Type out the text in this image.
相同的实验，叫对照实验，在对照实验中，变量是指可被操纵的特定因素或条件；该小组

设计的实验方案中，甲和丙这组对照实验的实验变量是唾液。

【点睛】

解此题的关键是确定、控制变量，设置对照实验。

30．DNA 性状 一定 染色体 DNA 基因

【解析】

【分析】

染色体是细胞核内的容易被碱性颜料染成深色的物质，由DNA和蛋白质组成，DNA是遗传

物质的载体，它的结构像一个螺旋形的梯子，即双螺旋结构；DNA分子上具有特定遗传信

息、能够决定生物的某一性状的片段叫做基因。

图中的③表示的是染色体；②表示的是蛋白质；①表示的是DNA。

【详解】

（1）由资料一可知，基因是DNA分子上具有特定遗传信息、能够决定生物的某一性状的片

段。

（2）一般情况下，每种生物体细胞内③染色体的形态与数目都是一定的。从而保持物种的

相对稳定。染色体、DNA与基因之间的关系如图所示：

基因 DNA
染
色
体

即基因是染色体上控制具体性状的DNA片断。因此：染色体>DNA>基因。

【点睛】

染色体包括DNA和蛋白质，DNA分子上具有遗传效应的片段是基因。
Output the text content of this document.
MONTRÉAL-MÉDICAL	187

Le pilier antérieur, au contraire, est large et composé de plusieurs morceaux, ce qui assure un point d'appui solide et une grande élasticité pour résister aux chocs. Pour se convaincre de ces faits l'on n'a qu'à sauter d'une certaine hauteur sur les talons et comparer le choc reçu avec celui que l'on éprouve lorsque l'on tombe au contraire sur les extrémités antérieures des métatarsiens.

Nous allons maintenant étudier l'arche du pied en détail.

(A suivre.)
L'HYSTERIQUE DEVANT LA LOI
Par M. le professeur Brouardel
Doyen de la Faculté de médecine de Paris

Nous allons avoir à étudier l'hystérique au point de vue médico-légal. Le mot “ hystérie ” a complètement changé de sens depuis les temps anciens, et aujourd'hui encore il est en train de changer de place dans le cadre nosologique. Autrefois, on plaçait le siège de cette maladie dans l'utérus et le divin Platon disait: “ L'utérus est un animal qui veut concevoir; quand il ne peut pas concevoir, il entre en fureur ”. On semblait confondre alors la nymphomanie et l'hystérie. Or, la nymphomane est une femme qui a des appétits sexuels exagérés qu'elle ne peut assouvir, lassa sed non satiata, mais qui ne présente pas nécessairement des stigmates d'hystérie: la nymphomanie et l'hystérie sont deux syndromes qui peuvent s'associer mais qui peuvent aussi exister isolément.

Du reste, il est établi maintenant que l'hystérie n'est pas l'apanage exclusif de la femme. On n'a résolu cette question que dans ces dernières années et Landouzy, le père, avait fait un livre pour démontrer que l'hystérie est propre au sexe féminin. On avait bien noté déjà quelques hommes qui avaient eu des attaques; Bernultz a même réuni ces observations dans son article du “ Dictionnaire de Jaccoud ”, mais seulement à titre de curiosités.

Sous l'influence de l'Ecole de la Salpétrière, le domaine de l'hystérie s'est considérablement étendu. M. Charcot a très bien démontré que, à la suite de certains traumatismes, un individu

**Problem statement:**
Return every line exactly.

**Full solution:**
Type out the text in this image.
相同的实验，叫对照实验，在对照实验中，变量是指可被操纵的特定因素或条件；该小组

设计的实验方案中，甲和丙这组对照实验的实验变量是唾液。

【点睛】

解此题的关键是确定、控制变量，设置对照实验。

30．DNA 性状 一定 染色体 DNA 基因

【解析】

【分析】

染色体是细胞核内的容易被碱性颜料染成深色的物质，由DNA和蛋白质组成，DNA是遗传

物质的载体，它的结构像一个螺旋形的梯子，即双螺旋结构；DNA分子上具有特定遗传信

息、能够决定生物的某一性状的片段叫做基因。

图中的③表示的是染色体；②表示的是蛋白质；①表示的是DNA。

【详解】

（1）由资料一可知，基因是DNA分子上具有特定遗传信息、能够决定生物的某一性状的片

段。

（2）一般情况下，每种生物体细胞内③染色体的形态与数目都是一定的。从而保持物种的

相对稳定。染色体、DNA与基因之间的关系如图所示：

基因 DNA
染
色
体

即基因是染色体上控制具体性状的DNA片断。因此：染色体>DNA>基因。

【点睛】

染色体包括DNA和蛋白质，DNA分子上具有遗传效应的片段是基因。
Output the text content of this document.
MONTRÉAL-MÉDICAL	187

Le pilier antérieur, au contraire, est large et composé de plusieurs morceaux, ce qui assure un point d'appui solide et une grande élasticité pour résister aux chocs. Pour se convaincre de ces faits l'on n'a qu'à sauter d'une certaine hauteur sur les talons et comparer le choc reçu avec celui que l'on éprouve lorsque l'on tombe au contraire sur les extrémités antérieures des métatarsiens.

Nous allons maintenant étudier l'arche du pied en détail.

(A suivre.)
L'HYSTERIQUE DEVANT LA LOI
Par M. le professeur Brouardel
Doyen de la Faculté de médecine de Paris

Nous allons avoir à étudier l'hystérique au point de vue médico-légal. Le mot “ hystérie ” a complètement changé de sens depuis les temps anciens, et aujourd'hui encore il est en train de changer de place dans le cadre nosologique. Autrefois, on plaçait le siège de cette maladie dans l'utérus et le divin Platon disait: “ L'utérus est un animal qui veut concevoir; quand il ne peut pas concevoir, il entre en fureur ”. On semblait confondre alors la nymphomanie et l'hystérie. Or, la nymphomane est une femme qui a des appétits sexuels exagérés qu'elle ne peut assouvir, lassa sed non satiata, mais qui ne présente pas nécessairement des stigmates d'hystérie: la nymphomanie et l'hystérie sont deux syndromes qui peuvent s'associer mais qui peuvent aussi exister isolément.

Du reste, il est établi maintenant que l'hystérie n'est pas l'apanage exclusif de la femme. On n'a résolu cette question que dans ces dernières années et Landouzy, le père, avait fait un livre pour démontrer que l'hystérie est propre au sexe féminin. On avait bien noté déjà quelques hommes qui avaient eu des attaques; Bernultz a même réuni ces observations dans son article du “ Dictionnaire de Jaccoud ”, mais seulement à titre de curiosités.

Sous l'influence de l'Ecole de la Salpétrière, le domaine de l'hystérie s'est considérablement étendu. M. Charcot a très bien démontré que, à la suite de certains traumatismes, un individu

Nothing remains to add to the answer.